** START **

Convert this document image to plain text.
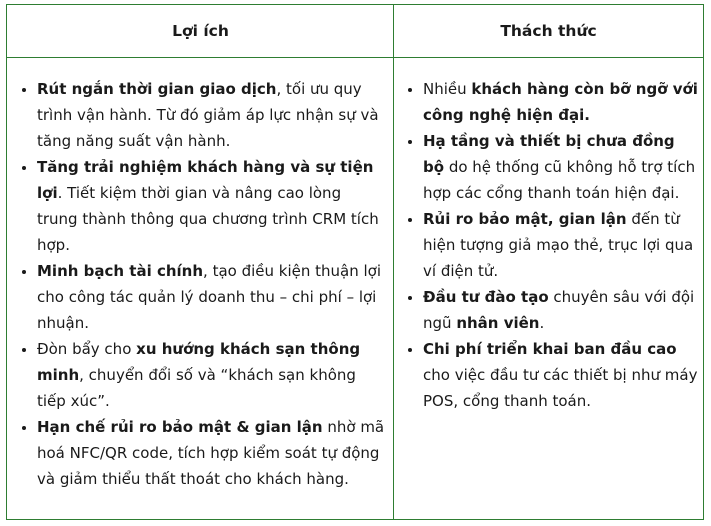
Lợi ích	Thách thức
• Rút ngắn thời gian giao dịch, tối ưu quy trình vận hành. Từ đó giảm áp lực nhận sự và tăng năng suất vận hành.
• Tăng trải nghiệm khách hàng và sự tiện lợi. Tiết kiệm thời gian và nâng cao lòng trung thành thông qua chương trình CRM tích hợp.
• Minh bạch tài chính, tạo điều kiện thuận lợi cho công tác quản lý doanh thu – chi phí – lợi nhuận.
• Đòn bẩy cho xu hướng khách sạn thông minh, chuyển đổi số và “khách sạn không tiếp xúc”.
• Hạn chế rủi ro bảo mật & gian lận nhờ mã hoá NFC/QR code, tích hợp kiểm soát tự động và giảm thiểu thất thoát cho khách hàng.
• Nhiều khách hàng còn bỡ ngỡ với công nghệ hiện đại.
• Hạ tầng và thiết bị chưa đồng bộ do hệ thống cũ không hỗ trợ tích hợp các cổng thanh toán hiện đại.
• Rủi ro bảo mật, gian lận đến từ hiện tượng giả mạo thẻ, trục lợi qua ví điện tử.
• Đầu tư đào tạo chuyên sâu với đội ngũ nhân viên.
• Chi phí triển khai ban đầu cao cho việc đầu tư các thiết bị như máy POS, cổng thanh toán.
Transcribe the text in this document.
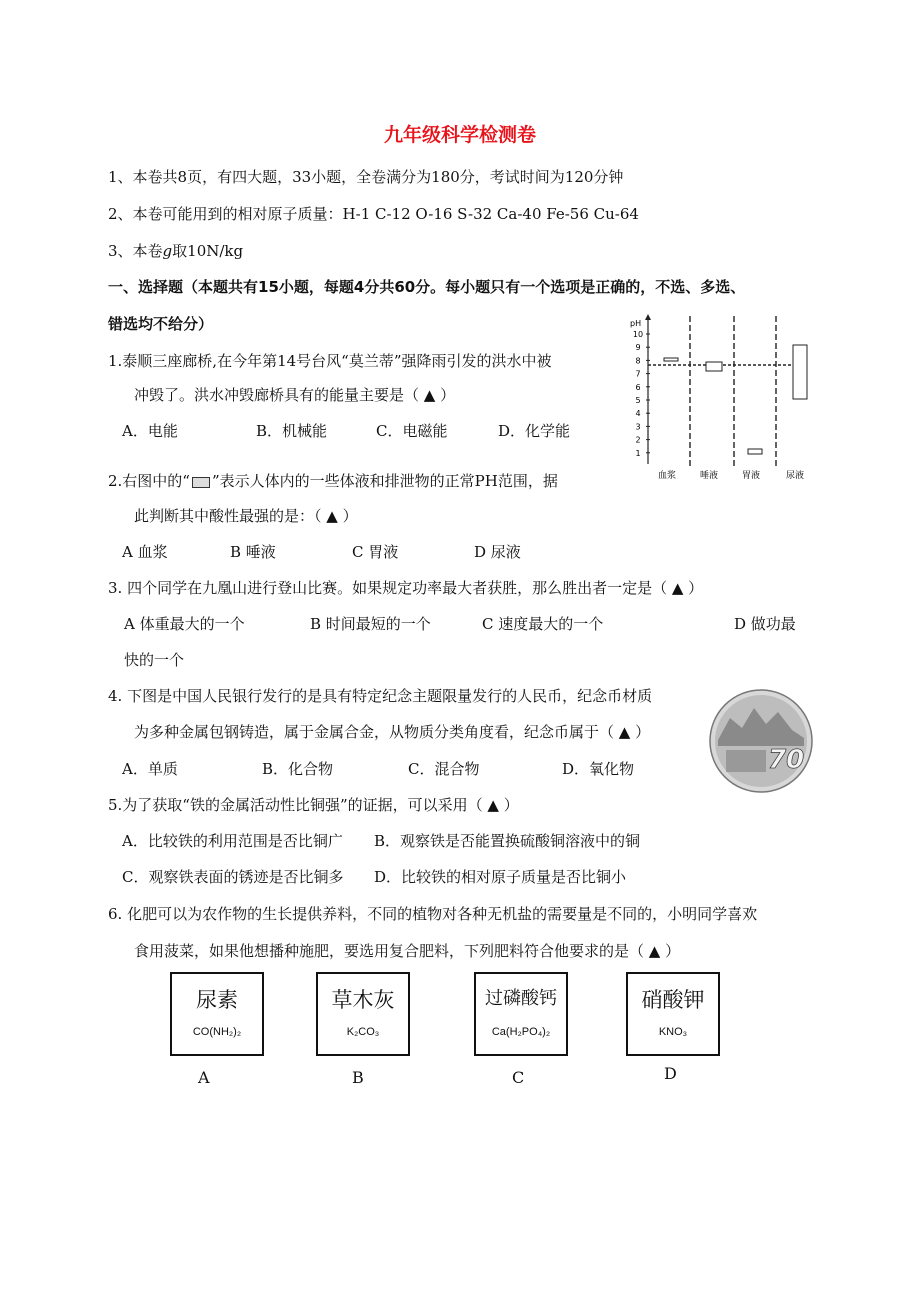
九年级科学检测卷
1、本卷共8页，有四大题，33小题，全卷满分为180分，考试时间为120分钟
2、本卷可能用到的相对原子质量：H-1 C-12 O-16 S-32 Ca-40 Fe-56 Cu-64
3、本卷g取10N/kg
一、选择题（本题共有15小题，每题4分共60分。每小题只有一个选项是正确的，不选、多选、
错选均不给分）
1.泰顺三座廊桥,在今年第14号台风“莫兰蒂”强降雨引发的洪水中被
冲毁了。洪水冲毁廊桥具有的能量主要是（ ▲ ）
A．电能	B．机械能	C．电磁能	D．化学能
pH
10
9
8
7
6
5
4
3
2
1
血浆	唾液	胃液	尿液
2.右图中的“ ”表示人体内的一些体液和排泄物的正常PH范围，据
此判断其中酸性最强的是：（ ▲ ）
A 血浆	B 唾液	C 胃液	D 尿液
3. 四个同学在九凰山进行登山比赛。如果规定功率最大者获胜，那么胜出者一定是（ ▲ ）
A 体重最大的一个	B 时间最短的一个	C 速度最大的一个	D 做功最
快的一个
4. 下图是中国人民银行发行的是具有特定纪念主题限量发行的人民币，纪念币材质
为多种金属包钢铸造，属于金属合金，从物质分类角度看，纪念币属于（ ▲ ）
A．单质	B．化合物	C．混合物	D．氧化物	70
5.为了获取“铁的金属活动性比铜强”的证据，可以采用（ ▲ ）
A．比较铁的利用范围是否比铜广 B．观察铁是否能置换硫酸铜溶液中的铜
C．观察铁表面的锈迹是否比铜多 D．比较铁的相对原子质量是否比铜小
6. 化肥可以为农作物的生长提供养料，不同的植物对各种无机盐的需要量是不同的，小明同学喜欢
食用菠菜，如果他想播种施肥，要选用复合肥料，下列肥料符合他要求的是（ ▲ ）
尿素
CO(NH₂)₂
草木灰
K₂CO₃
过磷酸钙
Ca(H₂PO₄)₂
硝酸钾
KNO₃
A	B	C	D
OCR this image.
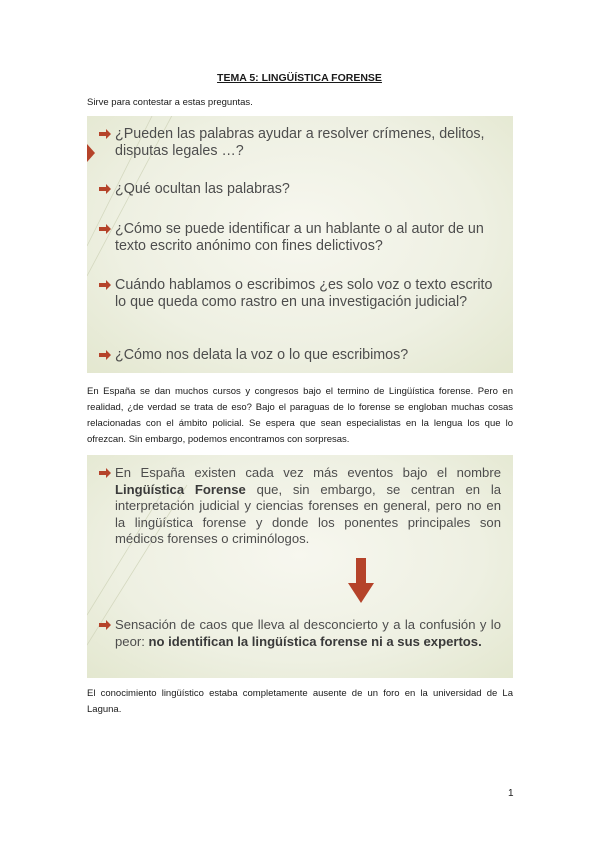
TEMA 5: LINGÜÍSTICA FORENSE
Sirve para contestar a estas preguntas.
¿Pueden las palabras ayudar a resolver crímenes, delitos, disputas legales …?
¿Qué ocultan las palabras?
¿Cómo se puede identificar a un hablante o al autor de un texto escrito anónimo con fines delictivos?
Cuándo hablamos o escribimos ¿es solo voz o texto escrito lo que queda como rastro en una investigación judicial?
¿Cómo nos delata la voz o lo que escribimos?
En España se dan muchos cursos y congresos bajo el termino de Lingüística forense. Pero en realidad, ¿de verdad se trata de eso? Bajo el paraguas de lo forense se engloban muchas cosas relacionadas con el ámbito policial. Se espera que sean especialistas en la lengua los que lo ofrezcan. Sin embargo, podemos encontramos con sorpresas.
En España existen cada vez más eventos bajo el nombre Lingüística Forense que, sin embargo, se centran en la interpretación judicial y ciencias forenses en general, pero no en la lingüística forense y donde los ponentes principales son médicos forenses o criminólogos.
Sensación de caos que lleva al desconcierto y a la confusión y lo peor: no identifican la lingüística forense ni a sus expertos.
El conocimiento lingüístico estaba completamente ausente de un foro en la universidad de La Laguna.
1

** END **
** START **

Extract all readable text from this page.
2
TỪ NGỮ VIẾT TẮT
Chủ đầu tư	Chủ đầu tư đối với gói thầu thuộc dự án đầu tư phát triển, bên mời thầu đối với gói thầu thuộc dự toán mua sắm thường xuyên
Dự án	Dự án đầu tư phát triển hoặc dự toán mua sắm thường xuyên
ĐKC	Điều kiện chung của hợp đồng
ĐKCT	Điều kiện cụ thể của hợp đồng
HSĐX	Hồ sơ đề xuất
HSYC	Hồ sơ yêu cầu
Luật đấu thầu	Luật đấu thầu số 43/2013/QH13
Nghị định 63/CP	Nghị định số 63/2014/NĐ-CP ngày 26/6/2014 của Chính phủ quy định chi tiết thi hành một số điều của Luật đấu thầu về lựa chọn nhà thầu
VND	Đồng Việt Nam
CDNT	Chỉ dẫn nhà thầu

** END **

• Written instruction: Search the data for "xuyên". Copy every line that has it.

• Written answer:
Chủ đầu tư	Chủ đầu tư đối với gói thầu thuộc dự án đầu tư phát triển, bên mời thầu đối với gói thầu thuộc dự toán mua sắm thường xuyên
Dự án	Dự án đầu tư phát triển hoặc dự toán mua sắm thường xuyên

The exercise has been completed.